Dataset rows ▸
· · · · · · ·

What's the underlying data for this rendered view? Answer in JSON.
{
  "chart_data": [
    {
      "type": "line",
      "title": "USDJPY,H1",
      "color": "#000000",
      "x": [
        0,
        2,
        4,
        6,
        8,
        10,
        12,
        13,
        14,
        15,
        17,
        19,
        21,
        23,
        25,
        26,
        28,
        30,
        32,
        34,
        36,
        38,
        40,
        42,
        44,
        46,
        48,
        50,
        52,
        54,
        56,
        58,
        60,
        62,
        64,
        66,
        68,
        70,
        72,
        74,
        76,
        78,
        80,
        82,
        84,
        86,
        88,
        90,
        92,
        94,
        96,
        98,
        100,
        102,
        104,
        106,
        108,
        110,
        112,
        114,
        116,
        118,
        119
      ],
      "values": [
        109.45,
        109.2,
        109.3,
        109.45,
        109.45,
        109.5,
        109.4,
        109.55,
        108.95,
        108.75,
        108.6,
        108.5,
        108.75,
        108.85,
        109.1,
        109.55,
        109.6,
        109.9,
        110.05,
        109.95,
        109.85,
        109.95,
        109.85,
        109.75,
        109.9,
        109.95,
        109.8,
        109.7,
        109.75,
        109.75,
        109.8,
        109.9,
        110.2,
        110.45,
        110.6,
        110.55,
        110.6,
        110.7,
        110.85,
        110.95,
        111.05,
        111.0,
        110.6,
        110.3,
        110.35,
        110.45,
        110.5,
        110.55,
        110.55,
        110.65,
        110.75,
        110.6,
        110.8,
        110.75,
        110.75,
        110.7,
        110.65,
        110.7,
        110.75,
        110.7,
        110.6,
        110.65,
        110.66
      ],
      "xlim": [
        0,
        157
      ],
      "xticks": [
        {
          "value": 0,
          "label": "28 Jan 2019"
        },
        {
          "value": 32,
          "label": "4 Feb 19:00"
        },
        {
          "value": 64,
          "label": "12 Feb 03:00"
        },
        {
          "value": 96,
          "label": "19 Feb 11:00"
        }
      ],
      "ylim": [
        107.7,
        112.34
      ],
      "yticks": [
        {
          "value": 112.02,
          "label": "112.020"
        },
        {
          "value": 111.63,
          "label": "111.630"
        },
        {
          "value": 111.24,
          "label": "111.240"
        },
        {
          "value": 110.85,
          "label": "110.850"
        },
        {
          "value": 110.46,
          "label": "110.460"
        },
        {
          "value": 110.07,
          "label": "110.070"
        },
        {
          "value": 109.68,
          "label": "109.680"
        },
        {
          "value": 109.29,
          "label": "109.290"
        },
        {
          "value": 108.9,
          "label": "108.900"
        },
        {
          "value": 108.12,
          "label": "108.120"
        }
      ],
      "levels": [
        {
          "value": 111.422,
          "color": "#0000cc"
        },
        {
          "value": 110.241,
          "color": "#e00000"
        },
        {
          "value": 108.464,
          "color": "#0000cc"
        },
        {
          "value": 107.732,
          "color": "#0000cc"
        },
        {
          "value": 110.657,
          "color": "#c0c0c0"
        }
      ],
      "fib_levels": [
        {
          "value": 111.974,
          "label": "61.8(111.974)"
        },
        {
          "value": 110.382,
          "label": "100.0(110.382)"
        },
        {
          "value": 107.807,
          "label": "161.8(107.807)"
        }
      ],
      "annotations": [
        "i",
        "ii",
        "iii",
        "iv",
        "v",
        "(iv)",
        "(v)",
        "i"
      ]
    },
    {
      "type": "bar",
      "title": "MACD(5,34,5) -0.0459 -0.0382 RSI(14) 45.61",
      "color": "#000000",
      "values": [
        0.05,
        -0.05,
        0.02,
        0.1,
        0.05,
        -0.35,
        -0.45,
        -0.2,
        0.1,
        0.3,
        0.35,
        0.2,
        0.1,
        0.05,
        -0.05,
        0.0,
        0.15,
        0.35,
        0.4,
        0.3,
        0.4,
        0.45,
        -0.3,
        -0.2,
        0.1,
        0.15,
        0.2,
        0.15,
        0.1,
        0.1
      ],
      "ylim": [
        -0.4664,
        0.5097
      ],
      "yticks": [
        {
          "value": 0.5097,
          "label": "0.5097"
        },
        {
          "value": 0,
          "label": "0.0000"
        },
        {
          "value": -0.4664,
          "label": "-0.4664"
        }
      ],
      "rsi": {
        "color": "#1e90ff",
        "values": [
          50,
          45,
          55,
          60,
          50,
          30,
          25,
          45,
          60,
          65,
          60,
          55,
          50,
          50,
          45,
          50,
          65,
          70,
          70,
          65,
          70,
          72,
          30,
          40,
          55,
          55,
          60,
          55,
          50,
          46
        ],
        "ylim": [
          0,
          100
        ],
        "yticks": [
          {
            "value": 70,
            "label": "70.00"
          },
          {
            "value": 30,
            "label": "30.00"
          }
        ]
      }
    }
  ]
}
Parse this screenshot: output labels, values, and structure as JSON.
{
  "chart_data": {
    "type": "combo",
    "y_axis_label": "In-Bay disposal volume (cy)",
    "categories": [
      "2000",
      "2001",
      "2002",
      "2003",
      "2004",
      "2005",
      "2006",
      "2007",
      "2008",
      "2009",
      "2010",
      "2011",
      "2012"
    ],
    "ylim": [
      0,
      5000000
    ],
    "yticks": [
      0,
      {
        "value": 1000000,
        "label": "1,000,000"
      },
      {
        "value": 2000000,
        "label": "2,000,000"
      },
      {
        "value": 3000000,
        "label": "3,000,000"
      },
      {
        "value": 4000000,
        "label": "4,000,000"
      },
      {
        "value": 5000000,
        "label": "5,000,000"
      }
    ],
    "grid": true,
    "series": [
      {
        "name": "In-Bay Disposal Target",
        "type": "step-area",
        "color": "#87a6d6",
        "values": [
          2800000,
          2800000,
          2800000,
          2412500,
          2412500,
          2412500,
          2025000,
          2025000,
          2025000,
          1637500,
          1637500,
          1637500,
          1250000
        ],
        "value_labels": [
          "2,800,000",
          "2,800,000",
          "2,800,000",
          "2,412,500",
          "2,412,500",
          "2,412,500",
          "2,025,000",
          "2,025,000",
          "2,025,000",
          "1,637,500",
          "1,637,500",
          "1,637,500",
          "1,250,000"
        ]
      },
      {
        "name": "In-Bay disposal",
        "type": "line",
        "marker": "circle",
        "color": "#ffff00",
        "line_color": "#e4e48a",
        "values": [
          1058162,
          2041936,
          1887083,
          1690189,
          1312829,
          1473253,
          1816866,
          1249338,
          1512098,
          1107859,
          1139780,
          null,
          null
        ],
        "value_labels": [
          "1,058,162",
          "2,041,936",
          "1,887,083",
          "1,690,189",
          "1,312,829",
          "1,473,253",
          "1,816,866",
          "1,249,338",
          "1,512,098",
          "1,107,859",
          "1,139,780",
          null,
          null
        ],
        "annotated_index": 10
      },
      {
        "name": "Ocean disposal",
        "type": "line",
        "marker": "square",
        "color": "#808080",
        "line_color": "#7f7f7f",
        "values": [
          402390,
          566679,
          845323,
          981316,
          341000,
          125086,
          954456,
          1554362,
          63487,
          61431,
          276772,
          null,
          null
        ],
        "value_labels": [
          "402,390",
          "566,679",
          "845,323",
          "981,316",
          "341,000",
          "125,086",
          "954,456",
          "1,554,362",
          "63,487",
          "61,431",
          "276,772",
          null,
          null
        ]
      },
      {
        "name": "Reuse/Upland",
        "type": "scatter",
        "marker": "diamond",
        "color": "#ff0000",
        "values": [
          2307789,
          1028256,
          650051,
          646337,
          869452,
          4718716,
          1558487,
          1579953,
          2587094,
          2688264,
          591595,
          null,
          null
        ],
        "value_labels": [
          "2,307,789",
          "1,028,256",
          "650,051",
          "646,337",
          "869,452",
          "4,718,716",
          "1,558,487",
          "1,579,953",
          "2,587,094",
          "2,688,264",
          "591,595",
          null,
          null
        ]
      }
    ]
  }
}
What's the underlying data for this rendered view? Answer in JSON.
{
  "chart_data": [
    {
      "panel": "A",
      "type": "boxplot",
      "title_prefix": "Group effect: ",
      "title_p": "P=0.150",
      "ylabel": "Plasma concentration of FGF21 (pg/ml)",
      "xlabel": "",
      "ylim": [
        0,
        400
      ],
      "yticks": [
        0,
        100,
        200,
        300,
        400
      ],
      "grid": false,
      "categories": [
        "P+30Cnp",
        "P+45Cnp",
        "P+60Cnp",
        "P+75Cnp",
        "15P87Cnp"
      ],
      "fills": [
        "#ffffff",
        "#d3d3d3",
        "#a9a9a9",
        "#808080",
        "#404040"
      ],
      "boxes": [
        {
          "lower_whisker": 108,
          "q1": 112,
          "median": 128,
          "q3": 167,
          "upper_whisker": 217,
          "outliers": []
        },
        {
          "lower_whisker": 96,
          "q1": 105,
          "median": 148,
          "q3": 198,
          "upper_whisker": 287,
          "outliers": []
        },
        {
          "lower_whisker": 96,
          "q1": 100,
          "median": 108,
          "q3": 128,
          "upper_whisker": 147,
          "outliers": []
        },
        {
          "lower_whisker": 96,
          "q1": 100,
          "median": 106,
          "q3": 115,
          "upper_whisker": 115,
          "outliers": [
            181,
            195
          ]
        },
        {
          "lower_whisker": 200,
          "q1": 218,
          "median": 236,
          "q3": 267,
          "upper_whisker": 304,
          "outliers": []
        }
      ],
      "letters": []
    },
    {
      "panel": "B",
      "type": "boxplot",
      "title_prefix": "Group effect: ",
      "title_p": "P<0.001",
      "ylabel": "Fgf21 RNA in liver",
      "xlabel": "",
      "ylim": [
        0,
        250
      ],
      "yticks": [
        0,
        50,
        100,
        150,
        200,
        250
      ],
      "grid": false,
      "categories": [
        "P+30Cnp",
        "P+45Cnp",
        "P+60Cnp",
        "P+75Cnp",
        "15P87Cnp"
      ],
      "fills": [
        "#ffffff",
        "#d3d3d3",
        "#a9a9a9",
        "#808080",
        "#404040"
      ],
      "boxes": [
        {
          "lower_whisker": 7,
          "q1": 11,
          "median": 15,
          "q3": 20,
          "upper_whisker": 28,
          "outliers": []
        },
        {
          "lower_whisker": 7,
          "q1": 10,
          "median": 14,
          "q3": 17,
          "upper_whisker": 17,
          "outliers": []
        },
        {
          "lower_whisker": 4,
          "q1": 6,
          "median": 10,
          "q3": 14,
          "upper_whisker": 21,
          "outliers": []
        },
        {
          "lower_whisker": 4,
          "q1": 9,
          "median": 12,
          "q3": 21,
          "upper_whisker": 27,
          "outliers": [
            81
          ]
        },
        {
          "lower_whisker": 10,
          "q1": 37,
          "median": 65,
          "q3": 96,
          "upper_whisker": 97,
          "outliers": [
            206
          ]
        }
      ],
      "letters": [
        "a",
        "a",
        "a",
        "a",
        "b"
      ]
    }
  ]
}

· · · · · · ·

Exercise goal ▸
Check each line in the records for the word "name" and say how many have it, with nothing else.

The output ▸
4